▶ **Directions for this task**
Reproduce every line of the listing as written, apart from the pictures.
+ + + + +
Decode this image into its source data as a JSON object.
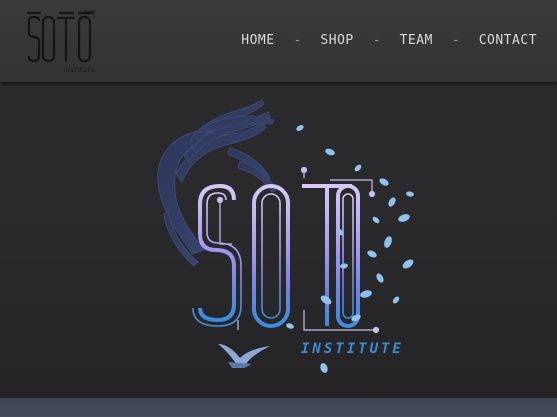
{
  "brand": {
    "logo_text": "SŌTŌ",
    "logo_subtext": "INSTITUTE"
  },
  "nav": {
    "items": [
      {
        "label": "HOME"
      },
      {
        "label": "SHOP"
      },
      {
        "label": "TEAM"
      },
      {
        "label": "CONTACT"
      }
    ],
    "separator": "-"
  },
  "hero": {
    "title": "SŌTŌ",
    "subtitle": "INSTITUTE"
  },
  "colors": {
    "background": "#2a2a2c",
    "header": "#373739",
    "nav_text": "#d9d9d9",
    "accent_blue": "#3d8bd6",
    "accent_purple": "#b7a6ef",
    "leaf_blue": "#8fc3ee",
    "footer_strip": "#424855"
  }
}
+ + + + +
▶ **Exercise output**
Decode this image into its source data as a JSON object.
{
  "brand": {
    "logo_text": "SŌTŌ",
    "logo_subtext": "INSTITUTE"
  },
  "nav": {
    "items": [
      {
        "label": "HOME"
      },
      {
        "label": "SHOP"
      },
      {
        "label": "TEAM"
      },
      {
        "label": "CONTACT"
      }
    ],
    "separator": "-"
  },
  "hero": {
    "title": "SŌTŌ",
    "subtitle": "INSTITUTE"
  },
  "colors": {
    "background": "#2a2a2c",
    "header": "#373739",
    "nav_text": "#d9d9d9",
    "accent_blue": "#3d8bd6",
    "accent_purple": "#b7a6ef",
    "leaf_blue": "#8fc3ee",
    "footer_strip": "#424855"
  }
}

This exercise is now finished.